Nothing in the records may be left out or altered; reproduce them all exactly.

▼

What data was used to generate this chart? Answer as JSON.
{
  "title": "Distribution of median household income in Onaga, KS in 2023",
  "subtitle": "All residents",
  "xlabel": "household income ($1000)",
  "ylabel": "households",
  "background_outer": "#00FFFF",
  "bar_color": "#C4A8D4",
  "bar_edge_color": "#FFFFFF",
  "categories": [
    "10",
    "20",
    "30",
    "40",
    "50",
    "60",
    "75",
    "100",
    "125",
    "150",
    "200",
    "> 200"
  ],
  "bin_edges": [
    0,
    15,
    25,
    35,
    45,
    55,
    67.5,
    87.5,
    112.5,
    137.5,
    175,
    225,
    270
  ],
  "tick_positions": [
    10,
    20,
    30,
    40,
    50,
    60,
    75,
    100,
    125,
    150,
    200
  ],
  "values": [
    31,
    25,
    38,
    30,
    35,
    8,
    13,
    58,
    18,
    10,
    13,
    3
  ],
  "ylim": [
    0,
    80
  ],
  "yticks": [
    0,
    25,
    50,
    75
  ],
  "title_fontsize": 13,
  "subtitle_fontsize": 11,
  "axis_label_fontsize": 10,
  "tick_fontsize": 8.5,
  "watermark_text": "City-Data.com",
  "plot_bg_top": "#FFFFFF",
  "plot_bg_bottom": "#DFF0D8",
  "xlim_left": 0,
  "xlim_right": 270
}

▲

CORRECT RESPONSE:
What data was used to generate this chart? Answer as JSON.
{
  "title": "Distribution of median household income in Onaga, KS in 2023",
  "subtitle": "All residents",
  "xlabel": "household income ($1000)",
  "ylabel": "households",
  "background_outer": "#00FFFF",
  "bar_color": "#C4A8D4",
  "bar_edge_color": "#FFFFFF",
  "categories": [
    "10",
    "20",
    "30",
    "40",
    "50",
    "60",
    "75",
    "100",
    "125",
    "150",
    "200",
    "> 200"
  ],
  "bin_edges": [
    0,
    15,
    25,
    35,
    45,
    55,
    67.5,
    87.5,
    112.5,
    137.5,
    175,
    225,
    270
  ],
  "tick_positions": [
    10,
    20,
    30,
    40,
    50,
    60,
    75,
    100,
    125,
    150,
    200
  ],
  "values": [
    31,
    25,
    38,
    30,
    35,
    8,
    13,
    58,
    18,
    10,
    13,
    3
  ],
  "ylim": [
    0,
    80
  ],
  "yticks": [
    0,
    25,
    50,
    75
  ],
  "title_fontsize": 13,
  "subtitle_fontsize": 11,
  "axis_label_fontsize": 10,
  "tick_fontsize": 8.5,
  "watermark_text": "City-Data.com",
  "plot_bg_top": "#FFFFFF",
  "plot_bg_bottom": "#DFF0D8",
  "xlim_left": 0,
  "xlim_right": 270
}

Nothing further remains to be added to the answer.